(The request):
Take the material and output all of it exactly.

[begin Supplied records]

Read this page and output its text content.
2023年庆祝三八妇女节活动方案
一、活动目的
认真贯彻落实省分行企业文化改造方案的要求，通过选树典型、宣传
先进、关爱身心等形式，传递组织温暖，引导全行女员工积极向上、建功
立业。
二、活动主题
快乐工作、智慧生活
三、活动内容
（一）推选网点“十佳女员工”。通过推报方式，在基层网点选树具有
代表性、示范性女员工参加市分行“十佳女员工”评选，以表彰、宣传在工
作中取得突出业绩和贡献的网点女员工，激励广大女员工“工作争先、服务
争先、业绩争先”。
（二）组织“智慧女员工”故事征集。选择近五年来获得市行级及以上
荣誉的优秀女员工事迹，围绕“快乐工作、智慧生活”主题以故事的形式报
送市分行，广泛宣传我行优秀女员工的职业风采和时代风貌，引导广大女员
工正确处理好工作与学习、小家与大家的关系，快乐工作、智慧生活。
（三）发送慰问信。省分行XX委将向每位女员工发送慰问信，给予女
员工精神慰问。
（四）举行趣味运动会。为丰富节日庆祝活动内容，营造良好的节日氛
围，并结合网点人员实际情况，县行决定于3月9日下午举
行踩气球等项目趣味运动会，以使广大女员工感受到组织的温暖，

[end Supplied records]

(Output for this task):
Read this page and output its text content.
2023年庆祝三八妇女节活动方案
一、活动目的
认真贯彻落实省分行企业文化改造方案的要求，通过选树典型、宣传
先进、关爱身心等形式，传递组织温暖，引导全行女员工积极向上、建功
立业。
二、活动主题
快乐工作、智慧生活
三、活动内容
（一）推选网点“十佳女员工”。通过推报方式，在基层网点选树具有
代表性、示范性女员工参加市分行“十佳女员工”评选，以表彰、宣传在工
作中取得突出业绩和贡献的网点女员工，激励广大女员工“工作争先、服务
争先、业绩争先”。
（二）组织“智慧女员工”故事征集。选择近五年来获得市行级及以上
荣誉的优秀女员工事迹，围绕“快乐工作、智慧生活”主题以故事的形式报
送市分行，广泛宣传我行优秀女员工的职业风采和时代风貌，引导广大女员
工正确处理好工作与学习、小家与大家的关系，快乐工作、智慧生活。
（三）发送慰问信。省分行XX委将向每位女员工发送慰问信，给予女
员工精神慰问。
（四）举行趣味运动会。为丰富节日庆祝活动内容，营造良好的节日氛
围，并结合网点人员实际情况，县行决定于3月9日下午举
行踩气球等项目趣味运动会，以使广大女员工感受到组织的温暖，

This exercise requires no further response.